• AIM
All of the material below is to be repeated exactly.

* Start DATA SUPPLIED *

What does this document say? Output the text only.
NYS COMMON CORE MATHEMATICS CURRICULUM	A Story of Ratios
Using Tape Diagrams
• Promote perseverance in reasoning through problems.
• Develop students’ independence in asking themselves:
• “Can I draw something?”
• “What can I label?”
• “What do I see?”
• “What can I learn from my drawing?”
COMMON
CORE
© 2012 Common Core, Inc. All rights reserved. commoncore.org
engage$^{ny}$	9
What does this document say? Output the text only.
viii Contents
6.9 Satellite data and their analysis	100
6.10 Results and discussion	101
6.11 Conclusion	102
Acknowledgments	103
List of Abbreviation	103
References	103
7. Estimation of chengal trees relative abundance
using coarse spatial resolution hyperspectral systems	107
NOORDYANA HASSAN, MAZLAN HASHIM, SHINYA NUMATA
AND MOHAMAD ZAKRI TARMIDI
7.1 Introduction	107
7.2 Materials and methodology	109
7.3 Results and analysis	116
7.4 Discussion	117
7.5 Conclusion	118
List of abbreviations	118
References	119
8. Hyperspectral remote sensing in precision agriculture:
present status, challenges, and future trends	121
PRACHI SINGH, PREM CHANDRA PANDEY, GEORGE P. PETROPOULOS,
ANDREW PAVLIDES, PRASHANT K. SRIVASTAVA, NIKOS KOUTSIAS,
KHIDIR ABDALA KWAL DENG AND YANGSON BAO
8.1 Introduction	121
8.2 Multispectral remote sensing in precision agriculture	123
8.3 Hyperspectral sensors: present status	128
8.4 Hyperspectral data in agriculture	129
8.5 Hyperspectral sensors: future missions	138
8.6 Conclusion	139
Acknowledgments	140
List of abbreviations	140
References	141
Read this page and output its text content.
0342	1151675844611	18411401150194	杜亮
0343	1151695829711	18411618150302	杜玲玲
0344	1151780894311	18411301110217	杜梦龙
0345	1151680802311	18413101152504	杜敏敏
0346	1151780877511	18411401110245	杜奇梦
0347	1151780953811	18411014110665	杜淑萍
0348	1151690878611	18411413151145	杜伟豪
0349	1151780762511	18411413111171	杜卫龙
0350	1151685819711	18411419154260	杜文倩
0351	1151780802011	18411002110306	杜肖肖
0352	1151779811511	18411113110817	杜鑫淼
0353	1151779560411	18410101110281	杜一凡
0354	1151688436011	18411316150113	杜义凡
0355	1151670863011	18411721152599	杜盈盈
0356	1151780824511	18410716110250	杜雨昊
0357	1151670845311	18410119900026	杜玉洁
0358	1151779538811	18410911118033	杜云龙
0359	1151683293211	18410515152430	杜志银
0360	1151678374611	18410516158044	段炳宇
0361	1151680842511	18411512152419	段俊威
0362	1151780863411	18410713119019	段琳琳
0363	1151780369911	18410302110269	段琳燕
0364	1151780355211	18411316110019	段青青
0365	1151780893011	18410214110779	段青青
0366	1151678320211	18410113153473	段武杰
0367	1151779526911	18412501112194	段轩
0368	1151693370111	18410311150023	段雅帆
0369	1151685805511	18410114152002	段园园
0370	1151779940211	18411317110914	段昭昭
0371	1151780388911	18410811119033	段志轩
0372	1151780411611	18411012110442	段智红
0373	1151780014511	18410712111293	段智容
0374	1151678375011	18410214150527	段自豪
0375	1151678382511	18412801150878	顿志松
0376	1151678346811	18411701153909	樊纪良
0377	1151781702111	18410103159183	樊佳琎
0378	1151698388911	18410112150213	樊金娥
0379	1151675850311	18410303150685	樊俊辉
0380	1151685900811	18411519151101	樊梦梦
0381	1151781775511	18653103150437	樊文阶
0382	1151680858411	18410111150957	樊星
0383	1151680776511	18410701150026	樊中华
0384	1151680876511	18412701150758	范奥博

* End DATA SUPPLIED *

• FULL SOLUTION
What does this document say? Output the text only.
NYS COMMON CORE MATHEMATICS CURRICULUM	A Story of Ratios
Using Tape Diagrams
• Promote perseverance in reasoning through problems.
• Develop students’ independence in asking themselves:
• “Can I draw something?”
• “What can I label?”
• “What do I see?”
• “What can I learn from my drawing?”
COMMON
CORE
© 2012 Common Core, Inc. All rights reserved. commoncore.org
engage$^{ny}$	9
What does this document say? Output the text only.
viii Contents
6.9 Satellite data and their analysis	100
6.10 Results and discussion	101
6.11 Conclusion	102
Acknowledgments	103
List of Abbreviation	103
References	103
7. Estimation of chengal trees relative abundance
using coarse spatial resolution hyperspectral systems	107
NOORDYANA HASSAN, MAZLAN HASHIM, SHINYA NUMATA
AND MOHAMAD ZAKRI TARMIDI
7.1 Introduction	107
7.2 Materials and methodology	109
7.3 Results and analysis	116
7.4 Discussion	117
7.5 Conclusion	118
List of abbreviations	118
References	119
8. Hyperspectral remote sensing in precision agriculture:
present status, challenges, and future trends	121
PRACHI SINGH, PREM CHANDRA PANDEY, GEORGE P. PETROPOULOS,
ANDREW PAVLIDES, PRASHANT K. SRIVASTAVA, NIKOS KOUTSIAS,
KHIDIR ABDALA KWAL DENG AND YANGSON BAO
8.1 Introduction	121
8.2 Multispectral remote sensing in precision agriculture	123
8.3 Hyperspectral sensors: present status	128
8.4 Hyperspectral data in agriculture	129
8.5 Hyperspectral sensors: future missions	138
8.6 Conclusion	139
Acknowledgments	140
List of abbreviations	140
References	141
Read this page and output its text content.
0342	1151675844611	18411401150194	杜亮
0343	1151695829711	18411618150302	杜玲玲
0344	1151780894311	18411301110217	杜梦龙
0345	1151680802311	18413101152504	杜敏敏
0346	1151780877511	18411401110245	杜奇梦
0347	1151780953811	18411014110665	杜淑萍
0348	1151690878611	18411413151145	杜伟豪
0349	1151780762511	18411413111171	杜卫龙
0350	1151685819711	18411419154260	杜文倩
0351	1151780802011	18411002110306	杜肖肖
0352	1151779811511	18411113110817	杜鑫淼
0353	1151779560411	18410101110281	杜一凡
0354	1151688436011	18411316150113	杜义凡
0355	1151670863011	18411721152599	杜盈盈
0356	1151780824511	18410716110250	杜雨昊
0357	1151670845311	18410119900026	杜玉洁
0358	1151779538811	18410911118033	杜云龙
0359	1151683293211	18410515152430	杜志银
0360	1151678374611	18410516158044	段炳宇
0361	1151680842511	18411512152419	段俊威
0362	1151780863411	18410713119019	段琳琳
0363	1151780369911	18410302110269	段琳燕
0364	1151780355211	18411316110019	段青青
0365	1151780893011	18410214110779	段青青
0366	1151678320211	18410113153473	段武杰
0367	1151779526911	18412501112194	段轩
0368	1151693370111	18410311150023	段雅帆
0369	1151685805511	18410114152002	段园园
0370	1151779940211	18411317110914	段昭昭
0371	1151780388911	18410811119033	段志轩
0372	1151780411611	18411012110442	段智红
0373	1151780014511	18410712111293	段智容
0374	1151678375011	18410214150527	段自豪
0375	1151678382511	18412801150878	顿志松
0376	1151678346811	18411701153909	樊纪良
0377	1151781702111	18410103159183	樊佳琎
0378	1151698388911	18410112150213	樊金娥
0379	1151675850311	18410303150685	樊俊辉
0380	1151685900811	18411519151101	樊梦梦
0381	1151781775511	18653103150437	樊文阶
0382	1151680858411	18410111150957	樊星
0383	1151680776511	18410701150026	樊中华
0384	1151680876511	18412701150758	范奥博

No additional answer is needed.